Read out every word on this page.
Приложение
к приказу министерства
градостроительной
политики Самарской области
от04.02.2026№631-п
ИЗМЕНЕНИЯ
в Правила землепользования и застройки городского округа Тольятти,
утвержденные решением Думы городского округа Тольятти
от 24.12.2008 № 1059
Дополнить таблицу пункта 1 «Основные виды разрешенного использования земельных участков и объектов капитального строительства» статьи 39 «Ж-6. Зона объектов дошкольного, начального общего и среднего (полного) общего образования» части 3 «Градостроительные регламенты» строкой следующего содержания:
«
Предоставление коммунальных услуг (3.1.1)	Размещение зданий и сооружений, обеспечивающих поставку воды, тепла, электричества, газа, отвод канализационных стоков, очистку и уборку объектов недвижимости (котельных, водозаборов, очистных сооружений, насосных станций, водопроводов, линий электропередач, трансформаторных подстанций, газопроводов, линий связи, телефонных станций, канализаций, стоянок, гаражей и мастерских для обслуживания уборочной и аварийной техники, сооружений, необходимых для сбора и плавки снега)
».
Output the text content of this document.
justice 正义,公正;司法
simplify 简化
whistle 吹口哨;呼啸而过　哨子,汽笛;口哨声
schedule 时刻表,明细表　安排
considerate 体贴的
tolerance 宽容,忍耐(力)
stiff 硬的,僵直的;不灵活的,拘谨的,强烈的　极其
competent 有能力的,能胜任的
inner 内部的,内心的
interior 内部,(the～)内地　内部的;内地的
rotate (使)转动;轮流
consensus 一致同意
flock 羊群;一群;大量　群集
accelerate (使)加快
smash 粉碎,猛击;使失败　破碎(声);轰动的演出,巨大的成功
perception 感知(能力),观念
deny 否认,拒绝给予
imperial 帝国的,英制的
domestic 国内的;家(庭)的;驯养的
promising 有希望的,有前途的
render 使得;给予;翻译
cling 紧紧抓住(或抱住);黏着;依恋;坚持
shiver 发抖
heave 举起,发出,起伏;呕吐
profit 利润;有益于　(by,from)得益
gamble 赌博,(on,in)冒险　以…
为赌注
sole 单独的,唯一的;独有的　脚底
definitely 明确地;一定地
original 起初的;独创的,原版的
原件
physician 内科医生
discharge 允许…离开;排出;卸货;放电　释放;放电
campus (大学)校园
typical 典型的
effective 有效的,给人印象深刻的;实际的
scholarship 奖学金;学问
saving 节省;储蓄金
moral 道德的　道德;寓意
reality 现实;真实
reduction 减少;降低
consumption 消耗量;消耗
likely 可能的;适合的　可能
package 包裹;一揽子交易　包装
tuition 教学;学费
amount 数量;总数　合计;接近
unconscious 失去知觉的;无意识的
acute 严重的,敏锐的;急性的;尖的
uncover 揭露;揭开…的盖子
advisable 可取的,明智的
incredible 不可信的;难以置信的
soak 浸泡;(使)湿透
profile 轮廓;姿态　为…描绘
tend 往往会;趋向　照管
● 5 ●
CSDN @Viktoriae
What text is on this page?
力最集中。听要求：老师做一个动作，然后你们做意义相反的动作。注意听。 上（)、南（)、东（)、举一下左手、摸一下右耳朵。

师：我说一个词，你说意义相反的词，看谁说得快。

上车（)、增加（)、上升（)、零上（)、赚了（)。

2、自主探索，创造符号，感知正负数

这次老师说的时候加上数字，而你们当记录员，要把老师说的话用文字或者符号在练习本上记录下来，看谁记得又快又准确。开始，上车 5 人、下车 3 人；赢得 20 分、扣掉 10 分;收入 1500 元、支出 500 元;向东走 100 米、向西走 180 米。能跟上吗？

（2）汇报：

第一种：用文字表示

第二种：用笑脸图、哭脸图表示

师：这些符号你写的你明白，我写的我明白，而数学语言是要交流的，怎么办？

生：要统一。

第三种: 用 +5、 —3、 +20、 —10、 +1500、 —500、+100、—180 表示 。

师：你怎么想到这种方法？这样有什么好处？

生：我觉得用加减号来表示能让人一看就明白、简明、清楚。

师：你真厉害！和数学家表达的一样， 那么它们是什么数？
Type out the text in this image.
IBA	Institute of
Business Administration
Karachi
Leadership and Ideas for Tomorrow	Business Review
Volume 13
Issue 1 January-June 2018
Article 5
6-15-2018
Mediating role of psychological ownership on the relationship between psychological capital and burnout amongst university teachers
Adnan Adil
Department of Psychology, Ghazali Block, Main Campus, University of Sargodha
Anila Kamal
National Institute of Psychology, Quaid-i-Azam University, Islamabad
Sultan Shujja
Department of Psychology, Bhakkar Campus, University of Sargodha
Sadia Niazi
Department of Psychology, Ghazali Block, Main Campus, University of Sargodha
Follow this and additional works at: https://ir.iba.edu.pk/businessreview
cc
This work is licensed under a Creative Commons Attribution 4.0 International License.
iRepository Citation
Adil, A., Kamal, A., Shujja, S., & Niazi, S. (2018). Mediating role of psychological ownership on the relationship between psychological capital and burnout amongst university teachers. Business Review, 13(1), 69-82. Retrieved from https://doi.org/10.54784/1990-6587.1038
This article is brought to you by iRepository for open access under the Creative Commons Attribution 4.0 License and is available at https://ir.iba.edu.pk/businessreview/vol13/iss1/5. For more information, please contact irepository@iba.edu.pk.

====

Go through the records. Copy each line where "Kamal" appears.

▶ **Final answer**
Anila Kamal
Adil, A., Kamal, A., Shujja, S., & Niazi, S. (2018). Mediating role of psychological ownership on the relationship between psychological capital and burnout amongst university teachers. Business Review, 13(1), 69-82. Retrieved from https://doi.org/10.54784/1990-6587.1038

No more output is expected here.